**WHAT TO PRODUCE**
Return the whole listing exactly as it stands.

Part of a data file:
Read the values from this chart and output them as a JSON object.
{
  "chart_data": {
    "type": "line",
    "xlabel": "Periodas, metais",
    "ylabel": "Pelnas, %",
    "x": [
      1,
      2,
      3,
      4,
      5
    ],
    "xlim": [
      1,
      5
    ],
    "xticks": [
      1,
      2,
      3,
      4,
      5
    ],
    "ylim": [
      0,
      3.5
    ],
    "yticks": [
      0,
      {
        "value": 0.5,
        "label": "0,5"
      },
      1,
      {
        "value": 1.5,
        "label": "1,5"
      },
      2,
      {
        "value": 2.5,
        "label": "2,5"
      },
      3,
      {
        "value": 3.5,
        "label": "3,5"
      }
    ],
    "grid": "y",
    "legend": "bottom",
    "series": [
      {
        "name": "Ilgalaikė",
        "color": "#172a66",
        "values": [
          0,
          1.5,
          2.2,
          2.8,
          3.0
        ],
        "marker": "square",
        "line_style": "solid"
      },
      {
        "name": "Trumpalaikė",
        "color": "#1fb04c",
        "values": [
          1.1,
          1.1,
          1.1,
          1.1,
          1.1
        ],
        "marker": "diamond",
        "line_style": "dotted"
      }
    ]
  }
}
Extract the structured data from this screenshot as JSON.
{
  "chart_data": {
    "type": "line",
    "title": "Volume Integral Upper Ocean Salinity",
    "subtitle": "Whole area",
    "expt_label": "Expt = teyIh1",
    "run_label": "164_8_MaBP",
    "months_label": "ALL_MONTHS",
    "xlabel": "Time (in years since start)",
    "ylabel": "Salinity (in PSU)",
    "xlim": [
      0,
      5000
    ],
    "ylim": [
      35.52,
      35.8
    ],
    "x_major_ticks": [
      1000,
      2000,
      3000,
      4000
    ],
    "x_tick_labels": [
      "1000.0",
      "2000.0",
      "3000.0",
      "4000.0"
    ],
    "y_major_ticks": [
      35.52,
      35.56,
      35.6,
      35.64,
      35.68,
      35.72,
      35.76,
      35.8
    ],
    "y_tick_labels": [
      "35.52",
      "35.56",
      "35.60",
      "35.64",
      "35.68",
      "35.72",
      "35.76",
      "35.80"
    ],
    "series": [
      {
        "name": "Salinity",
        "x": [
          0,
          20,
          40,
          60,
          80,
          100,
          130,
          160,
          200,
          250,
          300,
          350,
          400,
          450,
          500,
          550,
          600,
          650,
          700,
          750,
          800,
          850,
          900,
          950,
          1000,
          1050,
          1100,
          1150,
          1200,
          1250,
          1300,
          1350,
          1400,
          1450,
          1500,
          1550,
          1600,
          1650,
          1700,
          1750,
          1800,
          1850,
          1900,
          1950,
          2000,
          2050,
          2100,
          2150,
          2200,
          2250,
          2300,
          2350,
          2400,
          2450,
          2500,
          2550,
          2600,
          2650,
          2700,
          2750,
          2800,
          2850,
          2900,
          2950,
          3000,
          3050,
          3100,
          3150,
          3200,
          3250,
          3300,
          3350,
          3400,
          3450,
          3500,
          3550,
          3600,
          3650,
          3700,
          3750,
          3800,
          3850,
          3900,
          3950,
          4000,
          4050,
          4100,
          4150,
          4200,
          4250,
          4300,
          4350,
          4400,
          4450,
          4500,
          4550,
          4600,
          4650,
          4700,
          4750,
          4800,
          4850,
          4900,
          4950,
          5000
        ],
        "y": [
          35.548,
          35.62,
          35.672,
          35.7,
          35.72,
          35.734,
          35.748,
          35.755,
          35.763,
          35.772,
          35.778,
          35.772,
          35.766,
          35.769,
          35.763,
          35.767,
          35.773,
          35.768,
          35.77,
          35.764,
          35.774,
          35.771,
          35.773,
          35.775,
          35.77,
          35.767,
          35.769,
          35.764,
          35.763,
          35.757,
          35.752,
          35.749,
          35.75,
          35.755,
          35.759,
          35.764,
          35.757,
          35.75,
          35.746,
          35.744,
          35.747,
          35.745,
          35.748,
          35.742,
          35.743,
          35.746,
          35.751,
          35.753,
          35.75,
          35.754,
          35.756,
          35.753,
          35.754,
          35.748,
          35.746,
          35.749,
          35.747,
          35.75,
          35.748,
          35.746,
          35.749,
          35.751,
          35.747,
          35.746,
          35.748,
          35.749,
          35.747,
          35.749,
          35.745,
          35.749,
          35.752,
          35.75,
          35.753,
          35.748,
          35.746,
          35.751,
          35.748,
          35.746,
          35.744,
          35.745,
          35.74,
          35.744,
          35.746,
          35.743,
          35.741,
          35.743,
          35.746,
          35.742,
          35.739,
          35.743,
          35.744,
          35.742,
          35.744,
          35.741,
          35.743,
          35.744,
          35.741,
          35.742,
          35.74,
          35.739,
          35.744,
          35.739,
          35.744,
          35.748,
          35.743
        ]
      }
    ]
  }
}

**WORKED SOLUTION**
Read the values from this chart and output them as a JSON object.
{
  "chart_data": {
    "type": "line",
    "xlabel": "Periodas, metais",
    "ylabel": "Pelnas, %",
    "x": [
      1,
      2,
      3,
      4,
      5
    ],
    "xlim": [
      1,
      5
    ],
    "xticks": [
      1,
      2,
      3,
      4,
      5
    ],
    "ylim": [
      0,
      3.5
    ],
    "yticks": [
      0,
      {
        "value": 0.5,
        "label": "0,5"
      },
      1,
      {
        "value": 1.5,
        "label": "1,5"
      },
      2,
      {
        "value": 2.5,
        "label": "2,5"
      },
      3,
      {
        "value": 3.5,
        "label": "3,5"
      }
    ],
    "grid": "y",
    "legend": "bottom",
    "series": [
      {
        "name": "Ilgalaikė",
        "color": "#172a66",
        "values": [
          0,
          1.5,
          2.2,
          2.8,
          3.0
        ],
        "marker": "square",
        "line_style": "solid"
      },
      {
        "name": "Trumpalaikė",
        "color": "#1fb04c",
        "values": [
          1.1,
          1.1,
          1.1,
          1.1,
          1.1
        ],
        "marker": "diamond",
        "line_style": "dotted"
      }
    ]
  }
}
Extract the structured data from this screenshot as JSON.
{
  "chart_data": {
    "type": "line",
    "title": "Volume Integral Upper Ocean Salinity",
    "subtitle": "Whole area",
    "expt_label": "Expt = teyIh1",
    "run_label": "164_8_MaBP",
    "months_label": "ALL_MONTHS",
    "xlabel": "Time (in years since start)",
    "ylabel": "Salinity (in PSU)",
    "xlim": [
      0,
      5000
    ],
    "ylim": [
      35.52,
      35.8
    ],
    "x_major_ticks": [
      1000,
      2000,
      3000,
      4000
    ],
    "x_tick_labels": [
      "1000.0",
      "2000.0",
      "3000.0",
      "4000.0"
    ],
    "y_major_ticks": [
      35.52,
      35.56,
      35.6,
      35.64,
      35.68,
      35.72,
      35.76,
      35.8
    ],
    "y_tick_labels": [
      "35.52",
      "35.56",
      "35.60",
      "35.64",
      "35.68",
      "35.72",
      "35.76",
      "35.80"
    ],
    "series": [
      {
        "name": "Salinity",
        "x": [
          0,
          20,
          40,
          60,
          80,
          100,
          130,
          160,
          200,
          250,
          300,
          350,
          400,
          450,
          500,
          550,
          600,
          650,
          700,
          750,
          800,
          850,
          900,
          950,
          1000,
          1050,
          1100,
          1150,
          1200,
          1250,
          1300,
          1350,
          1400,
          1450,
          1500,
          1550,
          1600,
          1650,
          1700,
          1750,
          1800,
          1850,
          1900,
          1950,
          2000,
          2050,
          2100,
          2150,
          2200,
          2250,
          2300,
          2350,
          2400,
          2450,
          2500,
          2550,
          2600,
          2650,
          2700,
          2750,
          2800,
          2850,
          2900,
          2950,
          3000,
          3050,
          3100,
          3150,
          3200,
          3250,
          3300,
          3350,
          3400,
          3450,
          3500,
          3550,
          3600,
          3650,
          3700,
          3750,
          3800,
          3850,
          3900,
          3950,
          4000,
          4050,
          4100,
          4150,
          4200,
          4250,
          4300,
          4350,
          4400,
          4450,
          4500,
          4550,
          4600,
          4650,
          4700,
          4750,
          4800,
          4850,
          4900,
          4950,
          5000
        ],
        "y": [
          35.548,
          35.62,
          35.672,
          35.7,
          35.72,
          35.734,
          35.748,
          35.755,
          35.763,
          35.772,
          35.778,
          35.772,
          35.766,
          35.769,
          35.763,
          35.767,
          35.773,
          35.768,
          35.77,
          35.764,
          35.774,
          35.771,
          35.773,
          35.775,
          35.77,
          35.767,
          35.769,
          35.764,
          35.763,
          35.757,
          35.752,
          35.749,
          35.75,
          35.755,
          35.759,
          35.764,
          35.757,
          35.75,
          35.746,
          35.744,
          35.747,
          35.745,
          35.748,
          35.742,
          35.743,
          35.746,
          35.751,
          35.753,
          35.75,
          35.754,
          35.756,
          35.753,
          35.754,
          35.748,
          35.746,
          35.749,
          35.747,
          35.75,
          35.748,
          35.746,
          35.749,
          35.751,
          35.747,
          35.746,
          35.748,
          35.749,
          35.747,
          35.749,
          35.745,
          35.749,
          35.752,
          35.75,
          35.753,
          35.748,
          35.746,
          35.751,
          35.748,
          35.746,
          35.744,
          35.745,
          35.74,
          35.744,
          35.746,
          35.743,
          35.741,
          35.743,
          35.746,
          35.742,
          35.739,
          35.743,
          35.744,
          35.742,
          35.744,
          35.741,
          35.743,
          35.744,
          35.741,
          35.742,
          35.74,
          35.739,
          35.744,
          35.739,
          35.744,
          35.748,
          35.743
        ]
      }
    ]
  }
}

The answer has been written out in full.